Stated exercise — The records below are to be copied word for word, with every picture left out.

Listed entries —
■ ■ ■ ■
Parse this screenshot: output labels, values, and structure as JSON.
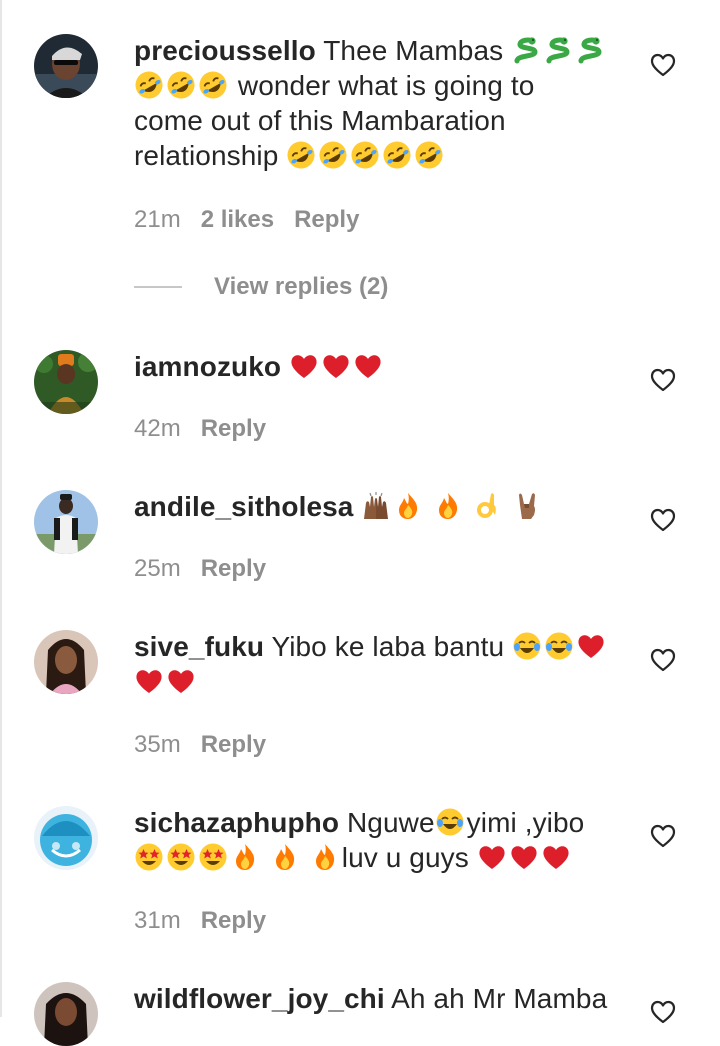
{
  "comments": [
    {
      "username": "precioussello",
      "text_1": "Thee Mambas",
      "text_2": "wonder what is going to",
      "text_3": "come out of this Mambaration",
      "text_4": "relationship",
      "time": "21m",
      "likes": "2 likes",
      "reply": "Reply",
      "view_replies": "View replies (2)"
    },
    {
      "username": "iamnozuko",
      "time": "42m",
      "reply": "Reply"
    },
    {
      "username": "andile_sitholesa",
      "time": "25m",
      "reply": "Reply"
    },
    {
      "username": "sive_fuku",
      "text_1": "Yibo ke laba bantu",
      "time": "35m",
      "reply": "Reply"
    },
    {
      "username": "sichazaphupho",
      "text_1": "Nguwe",
      "text_2": "yimi ,yibo",
      "text_3": "luv u guys",
      "time": "31m",
      "reply": "Reply"
    },
    {
      "username": "wildflower_joy_chi",
      "text_1": "Ah ah Mr Mamba"
    }
  ],
  "icons": {
    "like": "heart-outline-icon",
    "snake": "snake-emoji",
    "rofl": "rofl-emoji",
    "heart": "red-heart-emoji",
    "fire": "fire-emoji",
    "raised_hands": "raised-hands-emoji",
    "ok_hand": "ok-hand-emoji",
    "rock_on": "rock-on-emoji",
    "tears_of_joy": "tears-of-joy-emoji",
    "star_struck": "star-struck-emoji"
  },
  "colors": {
    "text": "#262626",
    "secondary": "#8e8e8e",
    "heart_red": "#dd1f2b"
  }
}
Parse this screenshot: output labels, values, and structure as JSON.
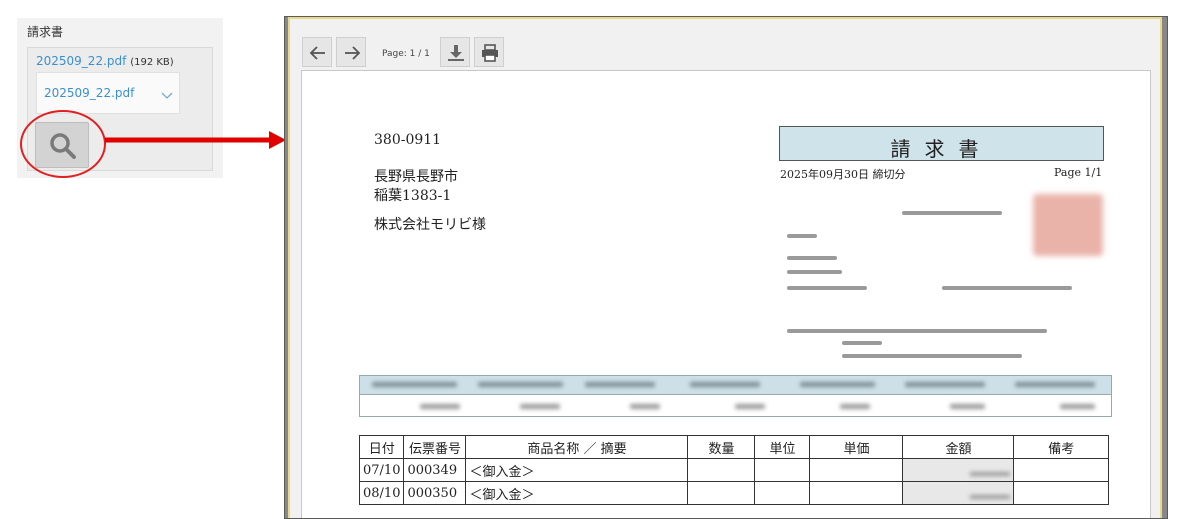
{
  "attachment": {
    "section_title": "請求書",
    "file_link": "202509_22.pdf",
    "file_size": "(192 KB)",
    "selected_file": "202509_22.pdf",
    "preview_icon": "magnifier-icon"
  },
  "annotation": {
    "circle_color": "#e02020",
    "arrow_color": "#e00000"
  },
  "viewer": {
    "page_label": "Page: 1 / 1",
    "tools": [
      "arrow-left-icon",
      "arrow-right-icon",
      "download-icon",
      "print-icon"
    ]
  },
  "invoice": {
    "postal_code": "380-0911",
    "address_line1": "長野県長野市",
    "address_line2": "稲葉1383-1",
    "recipient": "株式会社モリビ様",
    "title": "請求書",
    "closing_date": "2025年09月30日 締切分",
    "page": "Page 1/1",
    "detail_headers": [
      "日付",
      "伝票番号",
      "商品名称 ／ 摘要",
      "数量",
      "単位",
      "単価",
      "金額",
      "備考"
    ],
    "detail_rows": [
      {
        "date": "07/10",
        "slip": "000349",
        "item": "＜御入金＞"
      },
      {
        "date": "08/10",
        "slip": "000350",
        "item": "＜御入金＞"
      }
    ]
  }
}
■ ■ ■ ■
The answer —
Parse this screenshot: output labels, values, and structure as JSON.
{
  "comments": [
    {
      "username": "precioussello",
      "text_1": "Thee Mambas",
      "text_2": "wonder what is going to",
      "text_3": "come out of this Mambaration",
      "text_4": "relationship",
      "time": "21m",
      "likes": "2 likes",
      "reply": "Reply",
      "view_replies": "View replies (2)"
    },
    {
      "username": "iamnozuko",
      "time": "42m",
      "reply": "Reply"
    },
    {
      "username": "andile_sitholesa",
      "time": "25m",
      "reply": "Reply"
    },
    {
      "username": "sive_fuku",
      "text_1": "Yibo ke laba bantu",
      "time": "35m",
      "reply": "Reply"
    },
    {
      "username": "sichazaphupho",
      "text_1": "Nguwe",
      "text_2": "yimi ,yibo",
      "text_3": "luv u guys",
      "time": "31m",
      "reply": "Reply"
    },
    {
      "username": "wildflower_joy_chi",
      "text_1": "Ah ah Mr Mamba"
    }
  ],
  "icons": {
    "like": "heart-outline-icon",
    "snake": "snake-emoji",
    "rofl": "rofl-emoji",
    "heart": "red-heart-emoji",
    "fire": "fire-emoji",
    "raised_hands": "raised-hands-emoji",
    "ok_hand": "ok-hand-emoji",
    "rock_on": "rock-on-emoji",
    "tears_of_joy": "tears-of-joy-emoji",
    "star_struck": "star-struck-emoji"
  },
  "colors": {
    "text": "#262626",
    "secondary": "#8e8e8e",
    "heart_red": "#dd1f2b"
  }
}
Parse this screenshot: output labels, values, and structure as JSON.
{
  "attachment": {
    "section_title": "請求書",
    "file_link": "202509_22.pdf",
    "file_size": "(192 KB)",
    "selected_file": "202509_22.pdf",
    "preview_icon": "magnifier-icon"
  },
  "annotation": {
    "circle_color": "#e02020",
    "arrow_color": "#e00000"
  },
  "viewer": {
    "page_label": "Page: 1 / 1",
    "tools": [
      "arrow-left-icon",
      "arrow-right-icon",
      "download-icon",
      "print-icon"
    ]
  },
  "invoice": {
    "postal_code": "380-0911",
    "address_line1": "長野県長野市",
    "address_line2": "稲葉1383-1",
    "recipient": "株式会社モリビ様",
    "title": "請求書",
    "closing_date": "2025年09月30日 締切分",
    "page": "Page 1/1",
    "detail_headers": [
      "日付",
      "伝票番号",
      "商品名称 ／ 摘要",
      "数量",
      "単位",
      "単価",
      "金額",
      "備考"
    ],
    "detail_rows": [
      {
        "date": "07/10",
        "slip": "000349",
        "item": "＜御入金＞"
      },
      {
        "date": "08/10",
        "slip": "000350",
        "item": "＜御入金＞"
      }
    ]
  }
}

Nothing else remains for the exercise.